— Task to complete —
Copy out all the entries exactly.

— Data in this exercise —
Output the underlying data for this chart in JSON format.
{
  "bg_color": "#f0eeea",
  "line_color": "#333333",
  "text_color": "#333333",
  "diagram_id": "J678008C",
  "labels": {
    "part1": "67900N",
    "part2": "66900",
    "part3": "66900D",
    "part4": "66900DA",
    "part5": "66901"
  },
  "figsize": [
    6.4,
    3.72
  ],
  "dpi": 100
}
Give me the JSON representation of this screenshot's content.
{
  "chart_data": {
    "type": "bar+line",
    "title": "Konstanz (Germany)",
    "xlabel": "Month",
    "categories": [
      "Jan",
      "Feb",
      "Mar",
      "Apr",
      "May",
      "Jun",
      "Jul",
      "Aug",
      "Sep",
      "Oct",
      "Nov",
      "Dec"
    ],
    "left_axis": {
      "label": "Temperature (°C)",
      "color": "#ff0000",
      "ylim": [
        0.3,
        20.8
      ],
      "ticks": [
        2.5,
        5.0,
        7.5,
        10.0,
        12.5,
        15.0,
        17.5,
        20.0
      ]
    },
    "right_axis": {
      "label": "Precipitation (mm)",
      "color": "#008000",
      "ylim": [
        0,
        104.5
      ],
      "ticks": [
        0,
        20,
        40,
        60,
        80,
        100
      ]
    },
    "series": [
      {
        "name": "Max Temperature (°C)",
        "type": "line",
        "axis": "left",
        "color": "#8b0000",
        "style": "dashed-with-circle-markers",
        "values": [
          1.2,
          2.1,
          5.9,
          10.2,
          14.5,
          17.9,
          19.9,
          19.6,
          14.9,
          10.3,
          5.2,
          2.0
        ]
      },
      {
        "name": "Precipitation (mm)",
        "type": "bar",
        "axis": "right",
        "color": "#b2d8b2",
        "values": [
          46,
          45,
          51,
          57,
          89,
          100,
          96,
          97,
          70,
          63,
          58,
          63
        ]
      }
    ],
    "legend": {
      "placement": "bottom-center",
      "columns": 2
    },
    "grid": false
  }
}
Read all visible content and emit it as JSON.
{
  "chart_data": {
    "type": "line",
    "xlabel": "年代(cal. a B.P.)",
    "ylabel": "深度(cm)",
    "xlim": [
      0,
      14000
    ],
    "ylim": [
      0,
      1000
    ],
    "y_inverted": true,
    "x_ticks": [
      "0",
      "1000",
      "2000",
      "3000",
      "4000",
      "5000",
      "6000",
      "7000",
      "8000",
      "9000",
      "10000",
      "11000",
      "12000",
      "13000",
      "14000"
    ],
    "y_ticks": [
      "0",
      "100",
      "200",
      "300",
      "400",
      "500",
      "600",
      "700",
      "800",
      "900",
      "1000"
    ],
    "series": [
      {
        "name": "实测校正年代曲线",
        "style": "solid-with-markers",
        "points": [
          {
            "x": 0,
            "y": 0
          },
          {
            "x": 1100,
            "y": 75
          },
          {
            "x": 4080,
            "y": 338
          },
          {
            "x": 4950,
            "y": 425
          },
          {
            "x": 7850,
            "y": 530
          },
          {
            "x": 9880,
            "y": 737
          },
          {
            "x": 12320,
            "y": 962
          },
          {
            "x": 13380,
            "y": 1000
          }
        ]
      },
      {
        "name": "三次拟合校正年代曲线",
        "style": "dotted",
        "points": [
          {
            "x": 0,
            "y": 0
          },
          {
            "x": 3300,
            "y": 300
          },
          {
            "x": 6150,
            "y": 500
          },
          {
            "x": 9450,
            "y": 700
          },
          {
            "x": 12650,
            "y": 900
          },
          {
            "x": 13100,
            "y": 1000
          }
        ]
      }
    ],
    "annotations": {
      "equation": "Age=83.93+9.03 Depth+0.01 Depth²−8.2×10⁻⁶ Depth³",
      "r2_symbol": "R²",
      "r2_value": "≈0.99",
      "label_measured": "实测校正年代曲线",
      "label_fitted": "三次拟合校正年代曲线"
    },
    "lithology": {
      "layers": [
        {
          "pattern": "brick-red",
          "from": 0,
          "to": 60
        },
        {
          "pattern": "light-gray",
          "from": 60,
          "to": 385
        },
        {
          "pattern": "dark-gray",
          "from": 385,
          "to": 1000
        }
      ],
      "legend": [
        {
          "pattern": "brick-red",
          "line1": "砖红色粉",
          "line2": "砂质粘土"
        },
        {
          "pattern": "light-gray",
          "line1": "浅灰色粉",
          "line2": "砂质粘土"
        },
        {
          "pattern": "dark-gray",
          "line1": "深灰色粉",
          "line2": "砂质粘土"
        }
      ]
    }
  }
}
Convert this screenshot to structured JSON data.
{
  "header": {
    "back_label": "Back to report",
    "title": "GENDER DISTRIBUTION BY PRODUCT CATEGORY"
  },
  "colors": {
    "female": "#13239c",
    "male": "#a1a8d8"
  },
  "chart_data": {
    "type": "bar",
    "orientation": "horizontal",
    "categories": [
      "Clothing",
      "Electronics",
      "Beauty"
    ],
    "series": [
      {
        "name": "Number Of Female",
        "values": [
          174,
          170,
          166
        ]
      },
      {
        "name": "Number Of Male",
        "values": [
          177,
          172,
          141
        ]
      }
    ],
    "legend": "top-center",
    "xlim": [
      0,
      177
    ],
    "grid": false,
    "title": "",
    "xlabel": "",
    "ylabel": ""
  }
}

— Solved exercise —
Output the underlying data for this chart in JSON format.
{
  "bg_color": "#f0eeea",
  "line_color": "#333333",
  "text_color": "#333333",
  "diagram_id": "J678008C",
  "labels": {
    "part1": "67900N",
    "part2": "66900",
    "part3": "66900D",
    "part4": "66900DA",
    "part5": "66901"
  },
  "figsize": [
    6.4,
    3.72
  ],
  "dpi": 100
}
Give me the JSON representation of this screenshot's content.
{
  "chart_data": {
    "type": "bar+line",
    "title": "Konstanz (Germany)",
    "xlabel": "Month",
    "categories": [
      "Jan",
      "Feb",
      "Mar",
      "Apr",
      "May",
      "Jun",
      "Jul",
      "Aug",
      "Sep",
      "Oct",
      "Nov",
      "Dec"
    ],
    "left_axis": {
      "label": "Temperature (°C)",
      "color": "#ff0000",
      "ylim": [
        0.3,
        20.8
      ],
      "ticks": [
        2.5,
        5.0,
        7.5,
        10.0,
        12.5,
        15.0,
        17.5,
        20.0
      ]
    },
    "right_axis": {
      "label": "Precipitation (mm)",
      "color": "#008000",
      "ylim": [
        0,
        104.5
      ],
      "ticks": [
        0,
        20,
        40,
        60,
        80,
        100
      ]
    },
    "series": [
      {
        "name": "Max Temperature (°C)",
        "type": "line",
        "axis": "left",
        "color": "#8b0000",
        "style": "dashed-with-circle-markers",
        "values": [
          1.2,
          2.1,
          5.9,
          10.2,
          14.5,
          17.9,
          19.9,
          19.6,
          14.9,
          10.3,
          5.2,
          2.0
        ]
      },
      {
        "name": "Precipitation (mm)",
        "type": "bar",
        "axis": "right",
        "color": "#b2d8b2",
        "values": [
          46,
          45,
          51,
          57,
          89,
          100,
          96,
          97,
          70,
          63,
          58,
          63
        ]
      }
    ],
    "legend": {
      "placement": "bottom-center",
      "columns": 2
    },
    "grid": false
  }
}
Read all visible content and emit it as JSON.
{
  "chart_data": {
    "type": "line",
    "xlabel": "年代(cal. a B.P.)",
    "ylabel": "深度(cm)",
    "xlim": [
      0,
      14000
    ],
    "ylim": [
      0,
      1000
    ],
    "y_inverted": true,
    "x_ticks": [
      "0",
      "1000",
      "2000",
      "3000",
      "4000",
      "5000",
      "6000",
      "7000",
      "8000",
      "9000",
      "10000",
      "11000",
      "12000",
      "13000",
      "14000"
    ],
    "y_ticks": [
      "0",
      "100",
      "200",
      "300",
      "400",
      "500",
      "600",
      "700",
      "800",
      "900",
      "1000"
    ],
    "series": [
      {
        "name": "实测校正年代曲线",
        "style": "solid-with-markers",
        "points": [
          {
            "x": 0,
            "y": 0
          },
          {
            "x": 1100,
            "y": 75
          },
          {
            "x": 4080,
            "y": 338
          },
          {
            "x": 4950,
            "y": 425
          },
          {
            "x": 7850,
            "y": 530
          },
          {
            "x": 9880,
            "y": 737
          },
          {
            "x": 12320,
            "y": 962
          },
          {
            "x": 13380,
            "y": 1000
          }
        ]
      },
      {
        "name": "三次拟合校正年代曲线",
        "style": "dotted",
        "points": [
          {
            "x": 0,
            "y": 0
          },
          {
            "x": 3300,
            "y": 300
          },
          {
            "x": 6150,
            "y": 500
          },
          {
            "x": 9450,
            "y": 700
          },
          {
            "x": 12650,
            "y": 900
          },
          {
            "x": 13100,
            "y": 1000
          }
        ]
      }
    ],
    "annotations": {
      "equation": "Age=83.93+9.03 Depth+0.01 Depth²−8.2×10⁻⁶ Depth³",
      "r2_symbol": "R²",
      "r2_value": "≈0.99",
      "label_measured": "实测校正年代曲线",
      "label_fitted": "三次拟合校正年代曲线"
    },
    "lithology": {
      "layers": [
        {
          "pattern": "brick-red",
          "from": 0,
          "to": 60
        },
        {
          "pattern": "light-gray",
          "from": 60,
          "to": 385
        },
        {
          "pattern": "dark-gray",
          "from": 385,
          "to": 1000
        }
      ],
      "legend": [
        {
          "pattern": "brick-red",
          "line1": "砖红色粉",
          "line2": "砂质粘土"
        },
        {
          "pattern": "light-gray",
          "line1": "浅灰色粉",
          "line2": "砂质粘土"
        },
        {
          "pattern": "dark-gray",
          "line1": "深灰色粉",
          "line2": "砂质粘土"
        }
      ]
    }
  }
}
Convert this screenshot to structured JSON data.
{
  "header": {
    "back_label": "Back to report",
    "title": "GENDER DISTRIBUTION BY PRODUCT CATEGORY"
  },
  "colors": {
    "female": "#13239c",
    "male": "#a1a8d8"
  },
  "chart_data": {
    "type": "bar",
    "orientation": "horizontal",
    "categories": [
      "Clothing",
      "Electronics",
      "Beauty"
    ],
    "series": [
      {
        "name": "Number Of Female",
        "values": [
          174,
          170,
          166
        ]
      },
      {
        "name": "Number Of Male",
        "values": [
          177,
          172,
          141
        ]
      }
    ],
    "legend": "top-center",
    "xlim": [
      0,
      177
    ],
    "grid": false,
    "title": "",
    "xlabel": "",
    "ylabel": ""
  }
}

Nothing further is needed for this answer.